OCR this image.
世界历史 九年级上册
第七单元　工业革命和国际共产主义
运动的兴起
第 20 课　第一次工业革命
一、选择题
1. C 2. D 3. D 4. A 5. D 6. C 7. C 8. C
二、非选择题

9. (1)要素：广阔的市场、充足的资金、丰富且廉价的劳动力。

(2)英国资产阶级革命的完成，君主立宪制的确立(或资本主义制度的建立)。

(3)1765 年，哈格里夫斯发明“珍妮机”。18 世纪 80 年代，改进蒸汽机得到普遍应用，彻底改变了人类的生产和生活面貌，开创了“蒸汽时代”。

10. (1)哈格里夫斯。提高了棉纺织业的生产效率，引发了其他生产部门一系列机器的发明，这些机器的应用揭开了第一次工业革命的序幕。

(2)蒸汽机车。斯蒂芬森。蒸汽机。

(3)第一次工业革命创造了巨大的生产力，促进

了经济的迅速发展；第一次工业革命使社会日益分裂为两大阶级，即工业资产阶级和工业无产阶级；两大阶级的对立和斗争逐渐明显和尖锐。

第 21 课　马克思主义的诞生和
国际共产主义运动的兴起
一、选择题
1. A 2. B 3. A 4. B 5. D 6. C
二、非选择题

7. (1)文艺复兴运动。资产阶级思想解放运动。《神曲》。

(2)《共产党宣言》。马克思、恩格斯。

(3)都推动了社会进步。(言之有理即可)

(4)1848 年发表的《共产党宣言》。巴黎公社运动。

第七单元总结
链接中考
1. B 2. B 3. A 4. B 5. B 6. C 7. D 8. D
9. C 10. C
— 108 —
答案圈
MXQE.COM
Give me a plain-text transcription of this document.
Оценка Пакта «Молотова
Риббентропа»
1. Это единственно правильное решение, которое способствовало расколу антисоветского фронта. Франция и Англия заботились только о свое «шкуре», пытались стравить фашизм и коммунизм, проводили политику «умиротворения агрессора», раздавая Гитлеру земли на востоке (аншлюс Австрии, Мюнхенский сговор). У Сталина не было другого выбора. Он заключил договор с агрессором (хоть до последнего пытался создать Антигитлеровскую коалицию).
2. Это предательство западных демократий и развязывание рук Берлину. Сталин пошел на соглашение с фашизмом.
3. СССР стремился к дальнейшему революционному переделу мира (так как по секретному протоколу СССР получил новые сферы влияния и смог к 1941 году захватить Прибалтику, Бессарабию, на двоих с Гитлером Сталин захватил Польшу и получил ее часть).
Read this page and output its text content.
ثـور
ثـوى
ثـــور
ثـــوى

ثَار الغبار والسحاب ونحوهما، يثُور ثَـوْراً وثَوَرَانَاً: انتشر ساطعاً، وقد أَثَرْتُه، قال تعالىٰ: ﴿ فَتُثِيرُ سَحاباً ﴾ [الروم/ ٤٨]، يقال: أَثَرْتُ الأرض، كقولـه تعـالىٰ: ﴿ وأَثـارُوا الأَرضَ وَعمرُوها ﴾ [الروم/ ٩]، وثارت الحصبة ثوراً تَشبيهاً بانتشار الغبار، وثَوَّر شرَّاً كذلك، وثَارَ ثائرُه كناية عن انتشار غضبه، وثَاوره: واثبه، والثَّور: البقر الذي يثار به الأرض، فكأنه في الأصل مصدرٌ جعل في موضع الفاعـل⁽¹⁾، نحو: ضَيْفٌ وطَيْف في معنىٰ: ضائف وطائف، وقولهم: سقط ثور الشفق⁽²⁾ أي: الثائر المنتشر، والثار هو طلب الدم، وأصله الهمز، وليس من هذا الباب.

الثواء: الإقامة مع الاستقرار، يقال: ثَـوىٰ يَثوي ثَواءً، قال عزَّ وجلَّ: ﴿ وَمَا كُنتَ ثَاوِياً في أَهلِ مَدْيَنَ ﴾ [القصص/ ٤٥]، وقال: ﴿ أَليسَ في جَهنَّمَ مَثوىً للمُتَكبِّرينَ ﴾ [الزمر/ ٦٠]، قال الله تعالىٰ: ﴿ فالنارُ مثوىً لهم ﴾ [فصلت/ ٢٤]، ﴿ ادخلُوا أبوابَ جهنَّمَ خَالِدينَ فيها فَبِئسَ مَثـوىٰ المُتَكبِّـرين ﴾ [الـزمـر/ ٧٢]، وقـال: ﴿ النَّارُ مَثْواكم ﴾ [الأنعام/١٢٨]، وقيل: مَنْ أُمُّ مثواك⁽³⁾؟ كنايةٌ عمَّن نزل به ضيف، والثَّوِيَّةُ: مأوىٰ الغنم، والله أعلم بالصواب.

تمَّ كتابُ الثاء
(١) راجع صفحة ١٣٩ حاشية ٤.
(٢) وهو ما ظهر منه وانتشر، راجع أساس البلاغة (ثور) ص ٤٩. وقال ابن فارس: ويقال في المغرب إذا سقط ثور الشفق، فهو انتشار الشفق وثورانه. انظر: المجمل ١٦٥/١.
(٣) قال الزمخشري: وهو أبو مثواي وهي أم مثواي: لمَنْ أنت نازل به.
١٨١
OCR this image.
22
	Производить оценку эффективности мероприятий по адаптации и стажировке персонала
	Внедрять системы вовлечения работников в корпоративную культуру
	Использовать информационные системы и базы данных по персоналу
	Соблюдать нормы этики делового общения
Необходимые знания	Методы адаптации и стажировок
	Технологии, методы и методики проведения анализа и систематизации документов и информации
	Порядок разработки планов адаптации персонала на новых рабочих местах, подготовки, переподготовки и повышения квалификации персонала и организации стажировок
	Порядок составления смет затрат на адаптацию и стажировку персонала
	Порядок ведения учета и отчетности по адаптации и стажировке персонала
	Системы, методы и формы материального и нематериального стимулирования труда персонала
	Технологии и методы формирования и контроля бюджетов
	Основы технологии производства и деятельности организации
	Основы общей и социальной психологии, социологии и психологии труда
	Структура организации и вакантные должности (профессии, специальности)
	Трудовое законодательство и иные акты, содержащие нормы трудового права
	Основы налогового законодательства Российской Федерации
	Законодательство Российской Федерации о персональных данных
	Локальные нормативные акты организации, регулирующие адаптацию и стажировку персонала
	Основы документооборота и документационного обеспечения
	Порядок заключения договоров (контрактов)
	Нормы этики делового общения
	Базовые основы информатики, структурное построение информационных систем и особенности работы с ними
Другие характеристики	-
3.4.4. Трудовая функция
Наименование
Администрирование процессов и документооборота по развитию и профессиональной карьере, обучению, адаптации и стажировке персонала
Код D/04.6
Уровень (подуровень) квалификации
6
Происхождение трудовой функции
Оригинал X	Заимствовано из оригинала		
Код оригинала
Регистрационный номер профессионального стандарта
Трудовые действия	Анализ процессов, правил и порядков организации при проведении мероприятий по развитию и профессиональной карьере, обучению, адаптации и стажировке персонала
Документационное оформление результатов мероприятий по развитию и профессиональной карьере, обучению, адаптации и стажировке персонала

****************************************

Each record above must be given again exactly.

OCR this image.
世界历史 九年级上册
第七单元　工业革命和国际共产主义
运动的兴起
第 20 课　第一次工业革命
一、选择题
1. C 2. D 3. D 4. A 5. D 6. C 7. C 8. C
二、非选择题

9. (1)要素：广阔的市场、充足的资金、丰富且廉价的劳动力。

(2)英国资产阶级革命的完成，君主立宪制的确立(或资本主义制度的建立)。

(3)1765 年，哈格里夫斯发明“珍妮机”。18 世纪 80 年代，改进蒸汽机得到普遍应用，彻底改变了人类的生产和生活面貌，开创了“蒸汽时代”。

10. (1)哈格里夫斯。提高了棉纺织业的生产效率，引发了其他生产部门一系列机器的发明，这些机器的应用揭开了第一次工业革命的序幕。

(2)蒸汽机车。斯蒂芬森。蒸汽机。

(3)第一次工业革命创造了巨大的生产力，促进

了经济的迅速发展；第一次工业革命使社会日益分裂为两大阶级，即工业资产阶级和工业无产阶级；两大阶级的对立和斗争逐渐明显和尖锐。

第 21 课　马克思主义的诞生和
国际共产主义运动的兴起
一、选择题
1. A 2. B 3. A 4. B 5. D 6. C
二、非选择题

7. (1)文艺复兴运动。资产阶级思想解放运动。《神曲》。

(2)《共产党宣言》。马克思、恩格斯。

(3)都推动了社会进步。(言之有理即可)

(4)1848 年发表的《共产党宣言》。巴黎公社运动。

第七单元总结
链接中考
1. B 2. B 3. A 4. B 5. B 6. C 7. D 8. D
9. C 10. C
— 108 —
答案圈
MXQE.COM
Give me a plain-text transcription of this document.
Оценка Пакта «Молотова
Риббентропа»
1. Это единственно правильное решение, которое способствовало расколу антисоветского фронта. Франция и Англия заботились только о свое «шкуре», пытались стравить фашизм и коммунизм, проводили политику «умиротворения агрессора», раздавая Гитлеру земли на востоке (аншлюс Австрии, Мюнхенский сговор). У Сталина не было другого выбора. Он заключил договор с агрессором (хоть до последнего пытался создать Антигитлеровскую коалицию).
2. Это предательство западных демократий и развязывание рук Берлину. Сталин пошел на соглашение с фашизмом.
3. СССР стремился к дальнейшему революционному переделу мира (так как по секретному протоколу СССР получил новые сферы влияния и смог к 1941 году захватить Прибалтику, Бессарабию, на двоих с Гитлером Сталин захватил Польшу и получил ее часть).
Read this page and output its text content.
ثـور
ثـوى
ثـــور
ثـــوى

ثَار الغبار والسحاب ونحوهما، يثُور ثَـوْراً وثَوَرَانَاً: انتشر ساطعاً، وقد أَثَرْتُه، قال تعالىٰ: ﴿ فَتُثِيرُ سَحاباً ﴾ [الروم/ ٤٨]، يقال: أَثَرْتُ الأرض، كقولـه تعـالىٰ: ﴿ وأَثـارُوا الأَرضَ وَعمرُوها ﴾ [الروم/ ٩]، وثارت الحصبة ثوراً تَشبيهاً بانتشار الغبار، وثَوَّر شرَّاً كذلك، وثَارَ ثائرُه كناية عن انتشار غضبه، وثَاوره: واثبه، والثَّور: البقر الذي يثار به الأرض، فكأنه في الأصل مصدرٌ جعل في موضع الفاعـل⁽¹⁾، نحو: ضَيْفٌ وطَيْف في معنىٰ: ضائف وطائف، وقولهم: سقط ثور الشفق⁽²⁾ أي: الثائر المنتشر، والثار هو طلب الدم، وأصله الهمز، وليس من هذا الباب.

الثواء: الإقامة مع الاستقرار، يقال: ثَـوىٰ يَثوي ثَواءً، قال عزَّ وجلَّ: ﴿ وَمَا كُنتَ ثَاوِياً في أَهلِ مَدْيَنَ ﴾ [القصص/ ٤٥]، وقال: ﴿ أَليسَ في جَهنَّمَ مَثوىً للمُتَكبِّرينَ ﴾ [الزمر/ ٦٠]، قال الله تعالىٰ: ﴿ فالنارُ مثوىً لهم ﴾ [فصلت/ ٢٤]، ﴿ ادخلُوا أبوابَ جهنَّمَ خَالِدينَ فيها فَبِئسَ مَثـوىٰ المُتَكبِّـرين ﴾ [الـزمـر/ ٧٢]، وقـال: ﴿ النَّارُ مَثْواكم ﴾ [الأنعام/١٢٨]، وقيل: مَنْ أُمُّ مثواك⁽³⁾؟ كنايةٌ عمَّن نزل به ضيف، والثَّوِيَّةُ: مأوىٰ الغنم، والله أعلم بالصواب.

تمَّ كتابُ الثاء
(١) راجع صفحة ١٣٩ حاشية ٤.
(٢) وهو ما ظهر منه وانتشر، راجع أساس البلاغة (ثور) ص ٤٩. وقال ابن فارس: ويقال في المغرب إذا سقط ثور الشفق، فهو انتشار الشفق وثورانه. انظر: المجمل ١٦٥/١.
(٣) قال الزمخشري: وهو أبو مثواي وهي أم مثواي: لمَنْ أنت نازل به.
١٨١
OCR this image.
22
	Производить оценку эффективности мероприятий по адаптации и стажировке персонала
	Внедрять системы вовлечения работников в корпоративную культуру
	Использовать информационные системы и базы данных по персоналу
	Соблюдать нормы этики делового общения
Необходимые знания	Методы адаптации и стажировок
	Технологии, методы и методики проведения анализа и систематизации документов и информации
	Порядок разработки планов адаптации персонала на новых рабочих местах, подготовки, переподготовки и повышения квалификации персонала и организации стажировок
	Порядок составления смет затрат на адаптацию и стажировку персонала
	Порядок ведения учета и отчетности по адаптации и стажировке персонала
	Системы, методы и формы материального и нематериального стимулирования труда персонала
	Технологии и методы формирования и контроля бюджетов
	Основы технологии производства и деятельности организации
	Основы общей и социальной психологии, социологии и психологии труда
	Структура организации и вакантные должности (профессии, специальности)
	Трудовое законодательство и иные акты, содержащие нормы трудового права
	Основы налогового законодательства Российской Федерации
	Законодательство Российской Федерации о персональных данных
	Локальные нормативные акты организации, регулирующие адаптацию и стажировку персонала
	Основы документооборота и документационного обеспечения
	Порядок заключения договоров (контрактов)
	Нормы этики делового общения
	Базовые основы информатики, структурное построение информационных систем и особенности работы с ними
Другие характеристики	-
3.4.4. Трудовая функция
Наименование
Администрирование процессов и документооборота по развитию и профессиональной карьере, обучению, адаптации и стажировке персонала
Код D/04.6
Уровень (подуровень) квалификации
6
Происхождение трудовой функции
Оригинал X	Заимствовано из оригинала		
Код оригинала
Регистрационный номер профессионального стандарта
Трудовые действия	Анализ процессов, правил и порядков организации при проведении мероприятий по развитию и профессиональной карьере, обучению, адаптации и стажировке персонала
Документационное оформление результатов мероприятий по развитию и профессиональной карьере, обучению, адаптации и стажировке персонала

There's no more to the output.